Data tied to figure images
□ □ □

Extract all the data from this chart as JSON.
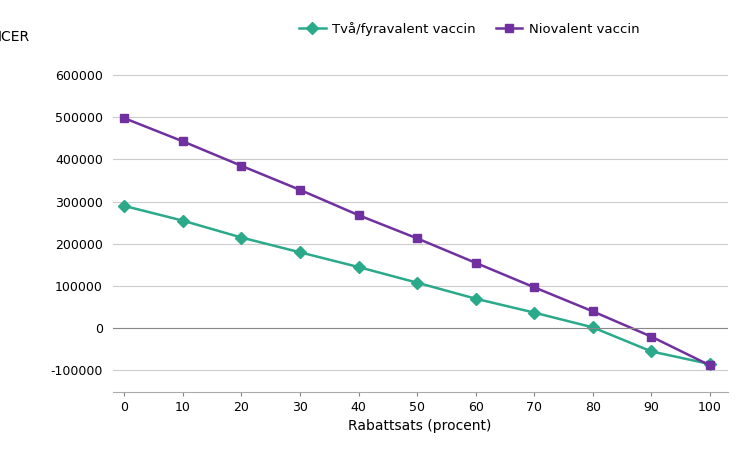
{
  "x": [
    0,
    10,
    20,
    30,
    40,
    50,
    60,
    70,
    80,
    90,
    100
  ],
  "y_tva": [
    290000,
    255000,
    215000,
    180000,
    145000,
    108000,
    70000,
    37000,
    2000,
    -55000,
    -85000
  ],
  "y_nio": [
    498000,
    443000,
    385000,
    328000,
    268000,
    213000,
    155000,
    97000,
    40000,
    -20000,
    -88000
  ],
  "color_tva": "#2aaa8a",
  "color_nio": "#7030a0",
  "marker_tva": "D",
  "marker_nio": "s",
  "label_tva": "Två/fyravalent vaccin",
  "label_nio": "Niovalent vaccin",
  "xlabel": "Rabattsats (procent)",
  "ylabel": "ICER",
  "ylim": [
    -150000,
    650000
  ],
  "yticks": [
    -100000,
    0,
    100000,
    200000,
    300000,
    400000,
    500000,
    600000
  ],
  "xticks": [
    0,
    10,
    20,
    30,
    40,
    50,
    60,
    70,
    80,
    90,
    100
  ],
  "background_color": "#ffffff",
  "grid_color": "#cccccc"
}
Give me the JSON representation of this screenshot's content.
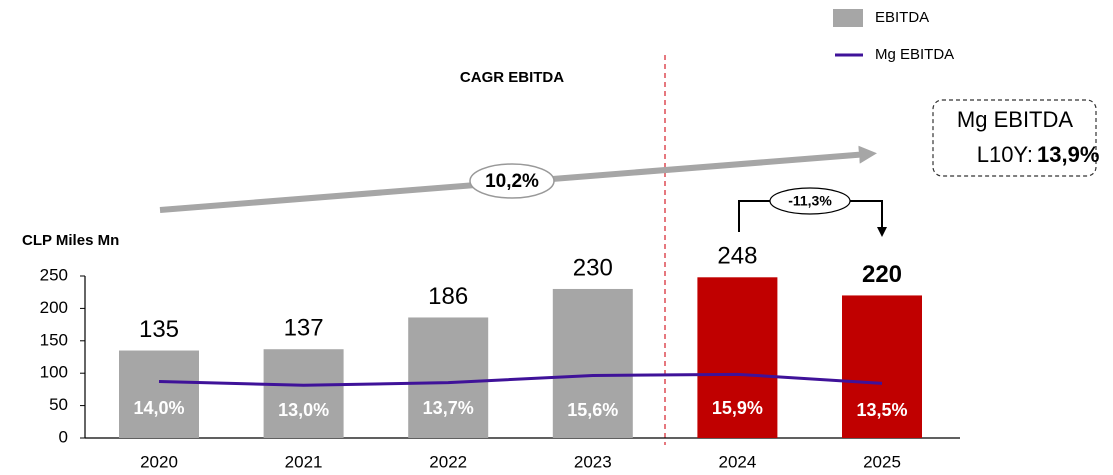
{
  "chart_data": {
    "type": "bar",
    "unit_label": "CLP Miles Mn",
    "categories": [
      "2020",
      "2021",
      "2022",
      "2023",
      "2024",
      "2025"
    ],
    "series": [
      {
        "name": "EBITDA",
        "color": "#a6a6a6",
        "colors": [
          "#a6a6a6",
          "#a6a6a6",
          "#a6a6a6",
          "#a6a6a6",
          "#c00000",
          "#c00000"
        ],
        "values": [
          135,
          137,
          186,
          230,
          248,
          220
        ]
      },
      {
        "name": "Mg EBITDA",
        "color": "#3f1299",
        "axis": "y2",
        "type": "line",
        "values": [
          14.0,
          13.0,
          13.7,
          15.6,
          15.9,
          13.5
        ],
        "value_labels": [
          "14,0%",
          "13,0%",
          "13,7%",
          "15,6%",
          "15,9%",
          "13,5%"
        ]
      }
    ],
    "ylim": [
      0,
      250
    ],
    "yticks": [
      0,
      50,
      100,
      150,
      200,
      250
    ],
    "y2lim": [
      -1,
      42
    ],
    "annotations": {
      "cagr_title": "CAGR EBITDA",
      "cagr_value": "10,2%",
      "change": "-11,3%",
      "box_title": "Mg EBITDA",
      "box_prefix": "L10Y:",
      "box_value": "13,9%"
    },
    "legend": "top-right"
  }
}
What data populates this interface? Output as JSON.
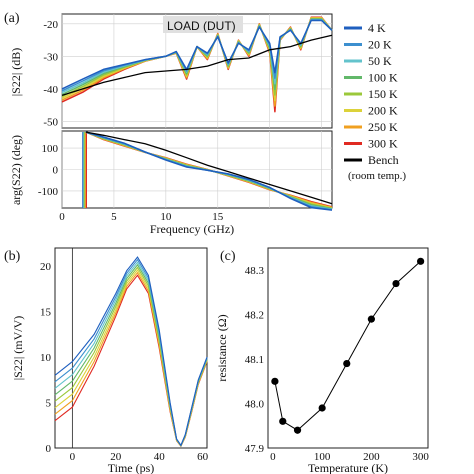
{
  "chart_data": [
    {
      "panel": "(a)",
      "type": "line",
      "annotation": "LOAD (DUT)",
      "xlabel": "Frequency (GHz)",
      "x_ticks": [
        "0",
        "5",
        "10",
        "15"
      ],
      "xlim": [
        0,
        26
      ],
      "legend": {
        "placement": "right",
        "entries": [
          {
            "name": "4 K",
            "color": "#1f5fbf"
          },
          {
            "name": "20 K",
            "color": "#3c8fcf"
          },
          {
            "name": "50 K",
            "color": "#63c3cc"
          },
          {
            "name": "100 K",
            "color": "#62b86a"
          },
          {
            "name": "150 K",
            "color": "#9bc83a"
          },
          {
            "name": "200 K",
            "color": "#dcd23a"
          },
          {
            "name": "250 K",
            "color": "#f0a020"
          },
          {
            "name": "300 K",
            "color": "#e02a22"
          },
          {
            "name": "Bench",
            "name2": "(room temp.)",
            "color": "#000000"
          }
        ]
      },
      "subplots": [
        {
          "ylabel": "|S22| (dB)",
          "ylim": [
            -52,
            -17
          ],
          "y_ticks": [
            "-20",
            "-30",
            "-40",
            "-50"
          ],
          "series": [
            {
              "name": "Bench",
              "color": "#000000",
              "x": [
                0,
                2,
                4,
                6,
                8,
                10,
                12,
                14,
                16,
                18,
                20,
                22,
                24,
                26
              ],
              "y": [
                -42,
                -40,
                -38,
                -36.5,
                -35,
                -34.5,
                -34,
                -33,
                -31,
                -30.5,
                -28,
                -27,
                -25,
                -23.5
              ]
            },
            {
              "name": "4 K",
              "color": "#1f5fbf",
              "x": [
                0,
                2,
                4,
                6,
                8,
                10,
                11,
                12,
                13,
                14,
                15,
                16,
                17,
                18,
                19,
                20,
                20.5,
                21,
                22,
                23,
                24,
                25,
                26
              ],
              "y": [
                -40,
                -37,
                -34,
                -32.5,
                -31,
                -30,
                -28.5,
                -34,
                -27,
                -29,
                -24,
                -32,
                -26,
                -28,
                -21,
                -26,
                -35,
                -24,
                -22,
                -26,
                -19,
                -19,
                -22
              ]
            },
            {
              "name": "300 K",
              "color": "#e02a22",
              "x": [
                0,
                2,
                4,
                6,
                8,
                10,
                11,
                12,
                13,
                14,
                15,
                16,
                17,
                18,
                19,
                20,
                20.5,
                21,
                22,
                23,
                24,
                25,
                26
              ],
              "y": [
                -44,
                -41,
                -37,
                -34,
                -31.5,
                -30,
                -29,
                -37,
                -27,
                -31,
                -23,
                -34,
                -25,
                -30,
                -20,
                -29,
                -47,
                -25,
                -21,
                -28,
                -18,
                -18,
                -22
              ]
            }
          ]
        },
        {
          "ylabel": "arg(S22) (deg)",
          "ylim": [
            -180,
            180
          ],
          "y_ticks": [
            "100",
            "0",
            "-100"
          ],
          "series": [
            {
              "name": "Bench",
              "color": "#000000",
              "x": [
                2.3,
                4,
                6,
                8,
                10,
                12,
                14,
                16,
                18,
                20,
                22,
                24,
                26
              ],
              "y": [
                175,
                160,
                140,
                120,
                90,
                55,
                20,
                -10,
                -40,
                -70,
                -100,
                -130,
                -160
              ]
            },
            {
              "name": "300 K",
              "color": "#e02a22",
              "x": [
                2.3,
                4,
                6,
                8,
                10,
                12,
                14,
                16,
                18,
                20,
                22,
                24,
                26
              ],
              "y": [
                175,
                140,
                110,
                80,
                55,
                25,
                0,
                -30,
                -60,
                -95,
                -120,
                -150,
                -175
              ]
            }
          ]
        }
      ]
    },
    {
      "panel": "(b)",
      "type": "line",
      "xlabel": "Time (ps)",
      "ylabel": "|S22| (mV/V)",
      "x_ticks": [
        "0",
        "20",
        "40",
        "60"
      ],
      "y_ticks": [
        "0",
        "5",
        "10",
        "15",
        "20"
      ],
      "xlim": [
        -8,
        62
      ],
      "ylim": [
        0,
        22
      ],
      "series": [
        {
          "name": "4 K",
          "color": "#1f5fbf",
          "x": [
            -8,
            0,
            10,
            20,
            25,
            30,
            35,
            40,
            45,
            48,
            50,
            52,
            55,
            58,
            62
          ],
          "y": [
            8,
            9.5,
            12.5,
            17,
            19.5,
            21,
            19,
            13,
            5,
            1,
            0.3,
            1.5,
            4.5,
            7.5,
            10
          ]
        },
        {
          "name": "300 K",
          "color": "#e02a22",
          "x": [
            -8,
            0,
            10,
            20,
            25,
            30,
            35,
            40,
            45,
            48,
            50,
            52,
            55,
            58,
            62
          ],
          "y": [
            3,
            4.5,
            9,
            14.5,
            17.5,
            19,
            17,
            11,
            4,
            0.8,
            0.2,
            1.2,
            4,
            7,
            9.5
          ]
        }
      ]
    },
    {
      "panel": "(c)",
      "type": "scatter",
      "xlabel": "Temperature (K)",
      "ylabel": "resistance (Ω)",
      "x_ticks": [
        "0",
        "100",
        "200",
        "300"
      ],
      "y_ticks": [
        "47.9",
        "48.0",
        "48.1",
        "48.2",
        "48.3"
      ],
      "xlim": [
        -10,
        315
      ],
      "ylim": [
        47.9,
        48.35
      ],
      "x": [
        4,
        20,
        50,
        100,
        150,
        200,
        250,
        300
      ],
      "y": [
        48.05,
        47.96,
        47.94,
        47.99,
        48.09,
        48.19,
        48.27,
        48.32
      ]
    }
  ]
}
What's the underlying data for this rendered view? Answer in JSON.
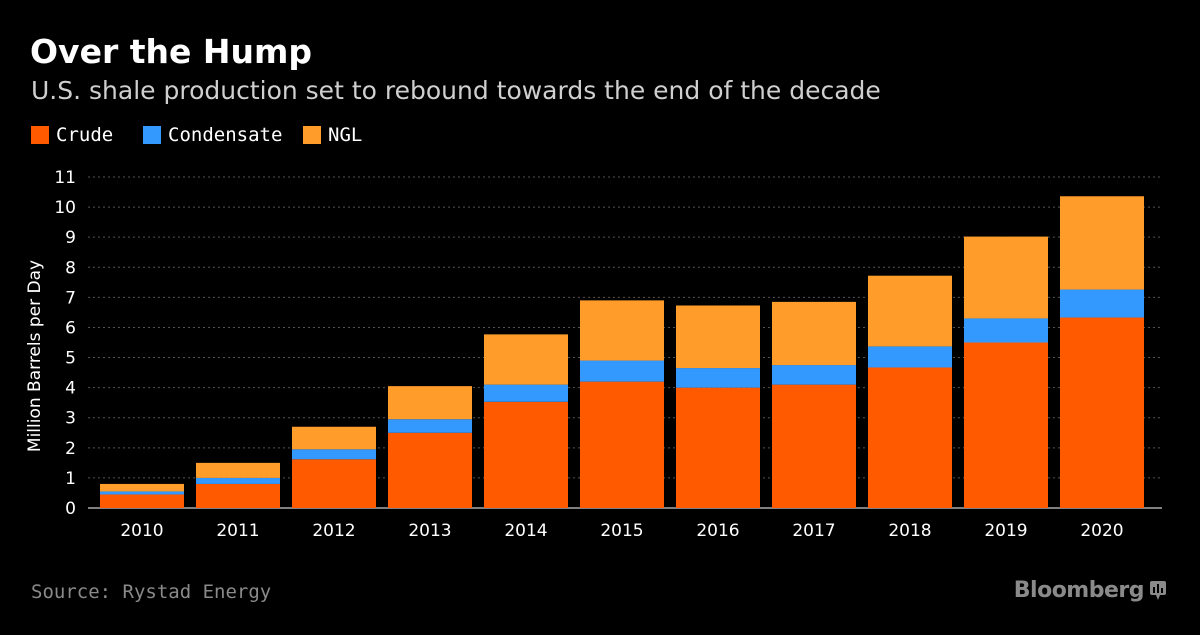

□ □ □

Copy out each line in the preceding records that contains "ylabel".

*Written response*:
  "ylabel": "ICER",
          "ylabel": "|S22| (dB)",
          "ylabel": "arg(S22) (deg)",
      "ylabel": "|S22| (mV/V)",
      "ylabel": "resistance (Ω)",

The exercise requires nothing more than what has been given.